Challenge
Output the data below in full, byte for byte. Nothing may differ.

## Start

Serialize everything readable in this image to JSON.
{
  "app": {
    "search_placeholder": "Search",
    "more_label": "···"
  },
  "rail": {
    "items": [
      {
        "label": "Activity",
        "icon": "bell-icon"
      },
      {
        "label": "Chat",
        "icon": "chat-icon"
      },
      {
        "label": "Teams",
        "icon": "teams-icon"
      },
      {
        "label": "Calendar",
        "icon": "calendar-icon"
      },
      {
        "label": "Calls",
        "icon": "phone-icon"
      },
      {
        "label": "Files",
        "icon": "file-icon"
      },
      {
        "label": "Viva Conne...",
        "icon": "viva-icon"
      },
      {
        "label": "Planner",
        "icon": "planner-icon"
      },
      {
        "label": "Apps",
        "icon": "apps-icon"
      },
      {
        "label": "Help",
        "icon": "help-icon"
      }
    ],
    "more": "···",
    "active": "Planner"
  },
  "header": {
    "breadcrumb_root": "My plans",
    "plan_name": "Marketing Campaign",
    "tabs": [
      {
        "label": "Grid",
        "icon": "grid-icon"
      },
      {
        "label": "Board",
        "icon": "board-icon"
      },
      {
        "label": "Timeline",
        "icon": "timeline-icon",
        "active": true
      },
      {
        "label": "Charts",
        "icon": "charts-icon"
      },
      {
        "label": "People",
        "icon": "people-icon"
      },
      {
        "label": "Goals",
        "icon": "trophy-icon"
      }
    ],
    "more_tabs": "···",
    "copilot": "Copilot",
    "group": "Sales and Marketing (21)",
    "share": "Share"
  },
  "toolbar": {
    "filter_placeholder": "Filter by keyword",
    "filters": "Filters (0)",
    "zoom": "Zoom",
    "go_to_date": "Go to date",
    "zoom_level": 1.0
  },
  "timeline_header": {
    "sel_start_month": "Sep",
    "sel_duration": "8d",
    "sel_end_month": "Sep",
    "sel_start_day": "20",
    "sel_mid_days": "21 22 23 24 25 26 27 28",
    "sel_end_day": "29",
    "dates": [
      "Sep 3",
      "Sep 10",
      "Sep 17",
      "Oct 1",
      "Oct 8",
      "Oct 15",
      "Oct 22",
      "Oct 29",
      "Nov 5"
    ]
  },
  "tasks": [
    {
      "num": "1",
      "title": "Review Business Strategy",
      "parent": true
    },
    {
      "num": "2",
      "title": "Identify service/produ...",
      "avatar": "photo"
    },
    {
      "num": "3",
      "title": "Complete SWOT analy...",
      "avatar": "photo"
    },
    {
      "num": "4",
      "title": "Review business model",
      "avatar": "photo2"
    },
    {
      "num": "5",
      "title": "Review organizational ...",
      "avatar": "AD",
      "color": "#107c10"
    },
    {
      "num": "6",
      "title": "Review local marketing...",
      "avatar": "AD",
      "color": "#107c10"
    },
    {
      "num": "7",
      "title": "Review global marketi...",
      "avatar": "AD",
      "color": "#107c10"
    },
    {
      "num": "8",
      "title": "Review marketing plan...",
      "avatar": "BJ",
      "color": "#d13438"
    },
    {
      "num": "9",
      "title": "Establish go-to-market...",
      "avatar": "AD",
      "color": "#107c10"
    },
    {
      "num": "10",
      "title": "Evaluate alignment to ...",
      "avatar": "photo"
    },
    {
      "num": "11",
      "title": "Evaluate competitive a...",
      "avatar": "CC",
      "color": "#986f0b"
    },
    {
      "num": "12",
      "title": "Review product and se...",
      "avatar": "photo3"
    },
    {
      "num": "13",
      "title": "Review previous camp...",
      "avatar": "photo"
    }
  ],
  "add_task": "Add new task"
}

## End

Finished answer
Serialize everything readable in this image to JSON.
{
  "app": {
    "search_placeholder": "Search",
    "more_label": "···"
  },
  "rail": {
    "items": [
      {
        "label": "Activity",
        "icon": "bell-icon"
      },
      {
        "label": "Chat",
        "icon": "chat-icon"
      },
      {
        "label": "Teams",
        "icon": "teams-icon"
      },
      {
        "label": "Calendar",
        "icon": "calendar-icon"
      },
      {
        "label": "Calls",
        "icon": "phone-icon"
      },
      {
        "label": "Files",
        "icon": "file-icon"
      },
      {
        "label": "Viva Conne...",
        "icon": "viva-icon"
      },
      {
        "label": "Planner",
        "icon": "planner-icon"
      },
      {
        "label": "Apps",
        "icon": "apps-icon"
      },
      {
        "label": "Help",
        "icon": "help-icon"
      }
    ],
    "more": "···",
    "active": "Planner"
  },
  "header": {
    "breadcrumb_root": "My plans",
    "plan_name": "Marketing Campaign",
    "tabs": [
      {
        "label": "Grid",
        "icon": "grid-icon"
      },
      {
        "label": "Board",
        "icon": "board-icon"
      },
      {
        "label": "Timeline",
        "icon": "timeline-icon",
        "active": true
      },
      {
        "label": "Charts",
        "icon": "charts-icon"
      },
      {
        "label": "People",
        "icon": "people-icon"
      },
      {
        "label": "Goals",
        "icon": "trophy-icon"
      }
    ],
    "more_tabs": "···",
    "copilot": "Copilot",
    "group": "Sales and Marketing (21)",
    "share": "Share"
  },
  "toolbar": {
    "filter_placeholder": "Filter by keyword",
    "filters": "Filters (0)",
    "zoom": "Zoom",
    "go_to_date": "Go to date",
    "zoom_level": 1.0
  },
  "timeline_header": {
    "sel_start_month": "Sep",
    "sel_duration": "8d",
    "sel_end_month": "Sep",
    "sel_start_day": "20",
    "sel_mid_days": "21 22 23 24 25 26 27 28",
    "sel_end_day": "29",
    "dates": [
      "Sep 3",
      "Sep 10",
      "Sep 17",
      "Oct 1",
      "Oct 8",
      "Oct 15",
      "Oct 22",
      "Oct 29",
      "Nov 5"
    ]
  },
  "tasks": [
    {
      "num": "1",
      "title": "Review Business Strategy",
      "parent": true
    },
    {
      "num": "2",
      "title": "Identify service/produ...",
      "avatar": "photo"
    },
    {
      "num": "3",
      "title": "Complete SWOT analy...",
      "avatar": "photo"
    },
    {
      "num": "4",
      "title": "Review business model",
      "avatar": "photo2"
    },
    {
      "num": "5",
      "title": "Review organizational ...",
      "avatar": "AD",
      "color": "#107c10"
    },
    {
      "num": "6",
      "title": "Review local marketing...",
      "avatar": "AD",
      "color": "#107c10"
    },
    {
      "num": "7",
      "title": "Review global marketi...",
      "avatar": "AD",
      "color": "#107c10"
    },
    {
      "num": "8",
      "title": "Review marketing plan...",
      "avatar": "BJ",
      "color": "#d13438"
    },
    {
      "num": "9",
      "title": "Establish go-to-market...",
      "avatar": "AD",
      "color": "#107c10"
    },
    {
      "num": "10",
      "title": "Evaluate alignment to ...",
      "avatar": "photo"
    },
    {
      "num": "11",
      "title": "Evaluate competitive a...",
      "avatar": "CC",
      "color": "#986f0b"
    },
    {
      "num": "12",
      "title": "Review product and se...",
      "avatar": "photo3"
    },
    {
      "num": "13",
      "title": "Review previous camp...",
      "avatar": "photo"
    }
  ],
  "add_task": "Add new task"
}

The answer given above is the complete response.